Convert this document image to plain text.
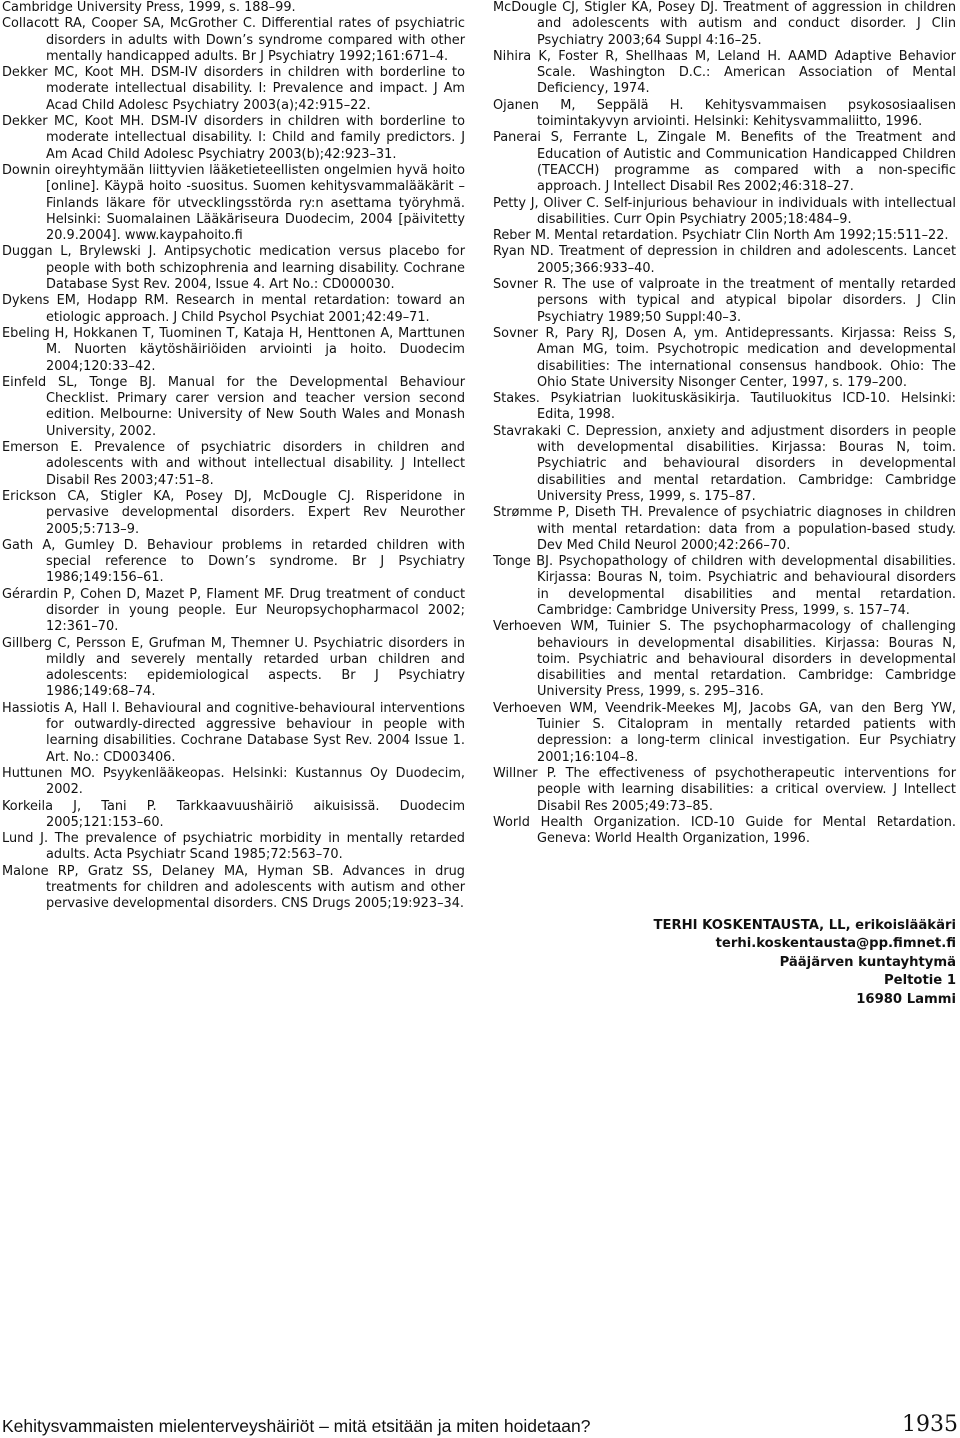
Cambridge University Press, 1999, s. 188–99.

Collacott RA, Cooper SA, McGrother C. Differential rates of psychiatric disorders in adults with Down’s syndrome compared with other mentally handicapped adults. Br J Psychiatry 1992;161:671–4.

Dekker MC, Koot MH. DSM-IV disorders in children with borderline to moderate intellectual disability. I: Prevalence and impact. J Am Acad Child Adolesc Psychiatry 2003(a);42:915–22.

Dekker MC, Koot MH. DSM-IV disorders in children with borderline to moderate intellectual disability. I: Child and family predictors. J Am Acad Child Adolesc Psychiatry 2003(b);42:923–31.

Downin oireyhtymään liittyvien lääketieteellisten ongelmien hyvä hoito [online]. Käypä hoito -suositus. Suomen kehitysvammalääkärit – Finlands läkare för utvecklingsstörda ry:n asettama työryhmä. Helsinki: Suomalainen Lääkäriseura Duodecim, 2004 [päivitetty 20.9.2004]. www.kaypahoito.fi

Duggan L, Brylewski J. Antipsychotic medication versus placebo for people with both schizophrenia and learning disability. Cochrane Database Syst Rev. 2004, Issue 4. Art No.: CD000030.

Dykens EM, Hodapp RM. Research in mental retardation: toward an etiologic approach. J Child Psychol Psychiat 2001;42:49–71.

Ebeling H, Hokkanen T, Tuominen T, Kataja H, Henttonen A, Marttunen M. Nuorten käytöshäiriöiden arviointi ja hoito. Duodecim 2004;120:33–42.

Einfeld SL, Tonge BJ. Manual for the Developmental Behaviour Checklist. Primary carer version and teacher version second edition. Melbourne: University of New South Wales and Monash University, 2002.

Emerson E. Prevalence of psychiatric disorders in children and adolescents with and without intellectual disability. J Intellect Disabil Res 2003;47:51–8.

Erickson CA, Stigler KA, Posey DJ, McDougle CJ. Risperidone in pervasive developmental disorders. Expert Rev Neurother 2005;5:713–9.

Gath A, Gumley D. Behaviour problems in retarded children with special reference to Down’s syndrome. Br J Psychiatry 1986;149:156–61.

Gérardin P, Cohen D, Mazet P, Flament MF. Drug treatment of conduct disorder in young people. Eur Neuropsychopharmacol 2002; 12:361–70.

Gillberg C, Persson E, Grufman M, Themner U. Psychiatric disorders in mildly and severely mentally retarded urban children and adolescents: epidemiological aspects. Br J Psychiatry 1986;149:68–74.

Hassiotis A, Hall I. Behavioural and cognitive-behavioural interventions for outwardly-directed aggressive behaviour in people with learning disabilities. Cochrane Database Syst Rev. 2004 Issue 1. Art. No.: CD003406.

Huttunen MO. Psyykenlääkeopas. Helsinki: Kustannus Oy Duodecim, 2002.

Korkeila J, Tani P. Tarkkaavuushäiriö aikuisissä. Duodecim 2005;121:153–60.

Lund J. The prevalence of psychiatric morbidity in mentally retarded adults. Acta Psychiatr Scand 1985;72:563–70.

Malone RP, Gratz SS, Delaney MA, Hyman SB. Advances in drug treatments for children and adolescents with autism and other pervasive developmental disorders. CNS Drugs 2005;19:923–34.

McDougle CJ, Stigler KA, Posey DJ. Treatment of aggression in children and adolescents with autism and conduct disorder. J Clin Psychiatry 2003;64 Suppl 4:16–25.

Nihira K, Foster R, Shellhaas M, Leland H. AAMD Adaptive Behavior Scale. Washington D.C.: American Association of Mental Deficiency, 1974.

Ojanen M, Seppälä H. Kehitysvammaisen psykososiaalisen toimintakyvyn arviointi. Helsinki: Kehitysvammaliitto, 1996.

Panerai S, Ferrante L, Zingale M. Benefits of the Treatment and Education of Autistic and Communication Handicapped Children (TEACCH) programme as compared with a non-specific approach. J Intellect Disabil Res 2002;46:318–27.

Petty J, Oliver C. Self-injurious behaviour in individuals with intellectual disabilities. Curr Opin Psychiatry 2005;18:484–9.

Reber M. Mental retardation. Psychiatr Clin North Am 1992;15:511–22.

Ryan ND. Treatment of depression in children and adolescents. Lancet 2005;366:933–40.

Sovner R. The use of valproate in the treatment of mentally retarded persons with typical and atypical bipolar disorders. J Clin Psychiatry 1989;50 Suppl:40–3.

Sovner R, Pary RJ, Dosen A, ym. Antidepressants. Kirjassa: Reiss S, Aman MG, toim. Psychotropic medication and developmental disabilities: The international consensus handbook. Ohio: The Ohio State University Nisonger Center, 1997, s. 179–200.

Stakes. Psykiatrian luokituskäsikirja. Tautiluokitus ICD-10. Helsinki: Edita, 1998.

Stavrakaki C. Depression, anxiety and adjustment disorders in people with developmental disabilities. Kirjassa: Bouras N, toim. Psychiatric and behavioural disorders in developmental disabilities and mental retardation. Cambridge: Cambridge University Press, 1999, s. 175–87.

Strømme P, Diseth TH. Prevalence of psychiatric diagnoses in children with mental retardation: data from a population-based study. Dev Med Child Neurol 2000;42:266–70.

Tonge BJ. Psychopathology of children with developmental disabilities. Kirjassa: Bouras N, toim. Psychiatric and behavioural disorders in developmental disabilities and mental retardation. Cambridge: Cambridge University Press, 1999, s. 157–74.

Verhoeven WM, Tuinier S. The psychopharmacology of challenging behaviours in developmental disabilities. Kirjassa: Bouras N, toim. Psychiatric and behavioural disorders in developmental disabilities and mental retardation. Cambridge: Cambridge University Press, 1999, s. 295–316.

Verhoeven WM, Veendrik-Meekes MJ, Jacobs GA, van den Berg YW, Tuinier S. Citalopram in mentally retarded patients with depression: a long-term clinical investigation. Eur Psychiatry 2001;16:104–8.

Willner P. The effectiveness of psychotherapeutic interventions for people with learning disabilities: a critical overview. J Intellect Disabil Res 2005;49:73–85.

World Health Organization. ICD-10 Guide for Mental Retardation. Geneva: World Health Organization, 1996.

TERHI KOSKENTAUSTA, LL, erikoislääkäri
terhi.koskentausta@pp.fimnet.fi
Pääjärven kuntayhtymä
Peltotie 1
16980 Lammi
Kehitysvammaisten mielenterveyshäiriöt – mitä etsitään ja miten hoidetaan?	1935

* * *

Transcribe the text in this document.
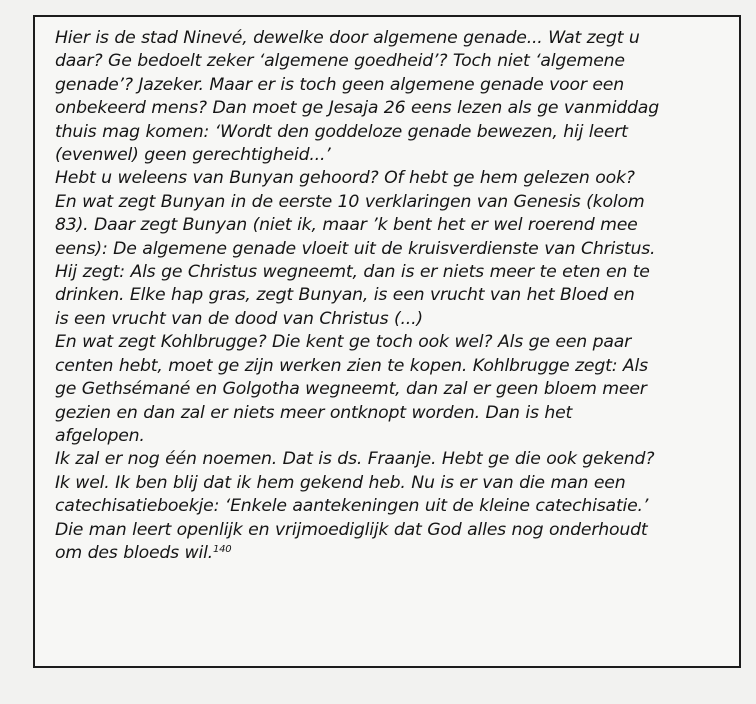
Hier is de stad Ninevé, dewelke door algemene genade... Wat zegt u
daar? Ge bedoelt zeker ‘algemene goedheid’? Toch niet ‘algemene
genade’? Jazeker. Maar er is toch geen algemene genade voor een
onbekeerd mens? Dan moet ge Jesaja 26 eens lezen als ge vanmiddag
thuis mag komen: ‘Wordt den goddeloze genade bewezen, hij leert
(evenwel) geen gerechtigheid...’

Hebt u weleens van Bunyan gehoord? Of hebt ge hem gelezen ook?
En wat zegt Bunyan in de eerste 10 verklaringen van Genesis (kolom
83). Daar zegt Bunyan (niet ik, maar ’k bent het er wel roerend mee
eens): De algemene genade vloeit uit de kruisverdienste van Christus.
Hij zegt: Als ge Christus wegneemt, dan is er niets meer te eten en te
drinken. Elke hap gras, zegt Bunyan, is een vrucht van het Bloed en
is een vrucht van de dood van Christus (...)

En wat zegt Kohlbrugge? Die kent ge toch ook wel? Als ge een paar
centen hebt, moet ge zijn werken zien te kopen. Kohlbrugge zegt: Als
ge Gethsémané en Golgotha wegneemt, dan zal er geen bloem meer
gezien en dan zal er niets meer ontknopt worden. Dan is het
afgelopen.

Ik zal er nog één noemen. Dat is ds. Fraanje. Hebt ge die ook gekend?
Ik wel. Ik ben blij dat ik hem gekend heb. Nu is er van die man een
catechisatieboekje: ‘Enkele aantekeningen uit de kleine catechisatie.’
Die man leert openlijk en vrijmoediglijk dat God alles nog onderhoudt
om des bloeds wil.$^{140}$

---

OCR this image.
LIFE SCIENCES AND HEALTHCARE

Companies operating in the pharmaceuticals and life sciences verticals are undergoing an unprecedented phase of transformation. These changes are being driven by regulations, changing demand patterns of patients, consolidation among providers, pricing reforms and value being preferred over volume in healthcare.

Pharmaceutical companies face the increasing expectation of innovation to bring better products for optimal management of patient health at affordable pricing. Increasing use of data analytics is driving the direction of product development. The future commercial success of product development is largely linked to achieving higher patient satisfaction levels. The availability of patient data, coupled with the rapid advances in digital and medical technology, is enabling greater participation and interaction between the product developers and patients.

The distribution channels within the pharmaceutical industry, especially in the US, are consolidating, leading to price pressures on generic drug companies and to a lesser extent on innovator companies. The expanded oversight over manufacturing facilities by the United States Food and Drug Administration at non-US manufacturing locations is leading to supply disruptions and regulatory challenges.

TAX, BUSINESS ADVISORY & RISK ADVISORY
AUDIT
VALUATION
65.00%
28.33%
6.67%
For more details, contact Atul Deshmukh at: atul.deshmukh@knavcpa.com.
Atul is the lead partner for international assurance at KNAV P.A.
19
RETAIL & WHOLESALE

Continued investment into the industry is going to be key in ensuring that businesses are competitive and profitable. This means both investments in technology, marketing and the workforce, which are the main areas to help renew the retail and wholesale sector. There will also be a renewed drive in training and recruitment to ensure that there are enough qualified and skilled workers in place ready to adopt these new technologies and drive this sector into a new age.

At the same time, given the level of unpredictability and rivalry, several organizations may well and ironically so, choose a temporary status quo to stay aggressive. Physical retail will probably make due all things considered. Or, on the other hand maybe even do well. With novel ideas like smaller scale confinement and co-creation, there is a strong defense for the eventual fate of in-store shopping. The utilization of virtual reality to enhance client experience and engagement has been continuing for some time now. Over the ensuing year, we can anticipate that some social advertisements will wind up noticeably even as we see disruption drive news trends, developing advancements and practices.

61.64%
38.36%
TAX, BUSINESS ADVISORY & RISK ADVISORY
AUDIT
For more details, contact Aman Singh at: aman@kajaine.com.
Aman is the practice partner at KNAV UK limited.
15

• _Work request_:
Extract all lines from the data in which "intellectual" is found.

• _Answer box_:
Dekker MC, Koot MH. DSM-IV disorders in children with borderline to moderate intellectual disability. I: Prevalence and impact. J Am Acad Child Adolesc Psychiatry 2003(a);42:915–22.
Dekker MC, Koot MH. DSM-IV disorders in children with borderline to moderate intellectual disability. I: Child and family predictors. J Am Acad Child Adolesc Psychiatry 2003(b);42:923–31.
Emerson E. Prevalence of psychiatric disorders in children and adolescents with and without intellectual disability. J Intellect Disabil Res 2003;47:51–8.
Petty J, Oliver C. Self-injurious behaviour in individuals with intellectual disabilities. Curr Opin Psychiatry 2005;18:484–9.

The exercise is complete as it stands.